[Stored entries]

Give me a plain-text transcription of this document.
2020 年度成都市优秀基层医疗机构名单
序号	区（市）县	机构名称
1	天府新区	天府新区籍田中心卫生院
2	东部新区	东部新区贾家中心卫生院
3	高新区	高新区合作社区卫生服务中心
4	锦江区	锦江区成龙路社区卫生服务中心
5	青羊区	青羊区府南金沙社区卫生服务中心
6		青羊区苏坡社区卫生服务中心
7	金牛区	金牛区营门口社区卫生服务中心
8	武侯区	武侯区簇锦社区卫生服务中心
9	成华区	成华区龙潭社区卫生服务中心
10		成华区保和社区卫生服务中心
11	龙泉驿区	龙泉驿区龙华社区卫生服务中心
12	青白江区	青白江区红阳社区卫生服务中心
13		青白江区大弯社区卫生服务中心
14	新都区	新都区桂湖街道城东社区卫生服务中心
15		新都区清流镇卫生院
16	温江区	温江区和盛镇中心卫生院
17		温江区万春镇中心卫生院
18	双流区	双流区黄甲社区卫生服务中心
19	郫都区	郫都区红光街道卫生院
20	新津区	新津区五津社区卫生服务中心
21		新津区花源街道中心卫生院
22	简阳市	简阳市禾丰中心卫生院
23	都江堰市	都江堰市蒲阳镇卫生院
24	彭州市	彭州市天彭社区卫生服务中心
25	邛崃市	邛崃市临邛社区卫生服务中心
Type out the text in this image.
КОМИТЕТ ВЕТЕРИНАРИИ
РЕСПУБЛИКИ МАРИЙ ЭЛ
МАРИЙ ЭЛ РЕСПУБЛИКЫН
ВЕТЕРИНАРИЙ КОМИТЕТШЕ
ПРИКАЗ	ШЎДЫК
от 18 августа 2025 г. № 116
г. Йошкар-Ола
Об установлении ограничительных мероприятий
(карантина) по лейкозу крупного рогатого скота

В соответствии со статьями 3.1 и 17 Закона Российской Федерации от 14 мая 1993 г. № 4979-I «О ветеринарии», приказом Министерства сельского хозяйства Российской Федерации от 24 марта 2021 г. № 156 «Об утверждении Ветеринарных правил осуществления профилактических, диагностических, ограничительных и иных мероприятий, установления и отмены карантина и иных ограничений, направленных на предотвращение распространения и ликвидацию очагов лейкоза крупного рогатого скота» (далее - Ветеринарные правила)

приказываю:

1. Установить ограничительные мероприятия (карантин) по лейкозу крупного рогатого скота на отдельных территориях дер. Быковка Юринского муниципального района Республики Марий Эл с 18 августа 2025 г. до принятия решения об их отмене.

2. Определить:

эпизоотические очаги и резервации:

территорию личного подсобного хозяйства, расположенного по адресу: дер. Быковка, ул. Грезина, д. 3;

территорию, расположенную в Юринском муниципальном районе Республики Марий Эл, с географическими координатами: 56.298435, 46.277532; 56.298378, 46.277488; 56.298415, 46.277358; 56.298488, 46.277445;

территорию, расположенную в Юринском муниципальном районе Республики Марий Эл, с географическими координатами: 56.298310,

BRIEF: Exactly reproduce every line of the data above.

EXERCISE RESPONSE:
Give me a plain-text transcription of this document.
2020 年度成都市优秀基层医疗机构名单
序号	区（市）县	机构名称
1	天府新区	天府新区籍田中心卫生院
2	东部新区	东部新区贾家中心卫生院
3	高新区	高新区合作社区卫生服务中心
4	锦江区	锦江区成龙路社区卫生服务中心
5	青羊区	青羊区府南金沙社区卫生服务中心
6		青羊区苏坡社区卫生服务中心
7	金牛区	金牛区营门口社区卫生服务中心
8	武侯区	武侯区簇锦社区卫生服务中心
9	成华区	成华区龙潭社区卫生服务中心
10		成华区保和社区卫生服务中心
11	龙泉驿区	龙泉驿区龙华社区卫生服务中心
12	青白江区	青白江区红阳社区卫生服务中心
13		青白江区大弯社区卫生服务中心
14	新都区	新都区桂湖街道城东社区卫生服务中心
15		新都区清流镇卫生院
16	温江区	温江区和盛镇中心卫生院
17		温江区万春镇中心卫生院
18	双流区	双流区黄甲社区卫生服务中心
19	郫都区	郫都区红光街道卫生院
20	新津区	新津区五津社区卫生服务中心
21		新津区花源街道中心卫生院
22	简阳市	简阳市禾丰中心卫生院
23	都江堰市	都江堰市蒲阳镇卫生院
24	彭州市	彭州市天彭社区卫生服务中心
25	邛崃市	邛崃市临邛社区卫生服务中心
Type out the text in this image.
КОМИТЕТ ВЕТЕРИНАРИИ
РЕСПУБЛИКИ МАРИЙ ЭЛ
МАРИЙ ЭЛ РЕСПУБЛИКЫН
ВЕТЕРИНАРИЙ КОМИТЕТШЕ
ПРИКАЗ	ШЎДЫК
от 18 августа 2025 г. № 116
г. Йошкар-Ола
Об установлении ограничительных мероприятий
(карантина) по лейкозу крупного рогатого скота

В соответствии со статьями 3.1 и 17 Закона Российской Федерации от 14 мая 1993 г. № 4979-I «О ветеринарии», приказом Министерства сельского хозяйства Российской Федерации от 24 марта 2021 г. № 156 «Об утверждении Ветеринарных правил осуществления профилактических, диагностических, ограничительных и иных мероприятий, установления и отмены карантина и иных ограничений, направленных на предотвращение распространения и ликвидацию очагов лейкоза крупного рогатого скота» (далее - Ветеринарные правила)

приказываю:

1. Установить ограничительные мероприятия (карантин) по лейкозу крупного рогатого скота на отдельных территориях дер. Быковка Юринского муниципального района Республики Марий Эл с 18 августа 2025 г. до принятия решения об их отмене.

2. Определить:

эпизоотические очаги и резервации:

территорию личного подсобного хозяйства, расположенного по адресу: дер. Быковка, ул. Грезина, д. 3;

территорию, расположенную в Юринском муниципальном районе Республики Марий Эл, с географическими координатами: 56.298435, 46.277532; 56.298378, 46.277488; 56.298415, 46.277358; 56.298488, 46.277445;

территорию, расположенную в Юринском муниципальном районе Республики Марий Эл, с географическими координатами: 56.298310,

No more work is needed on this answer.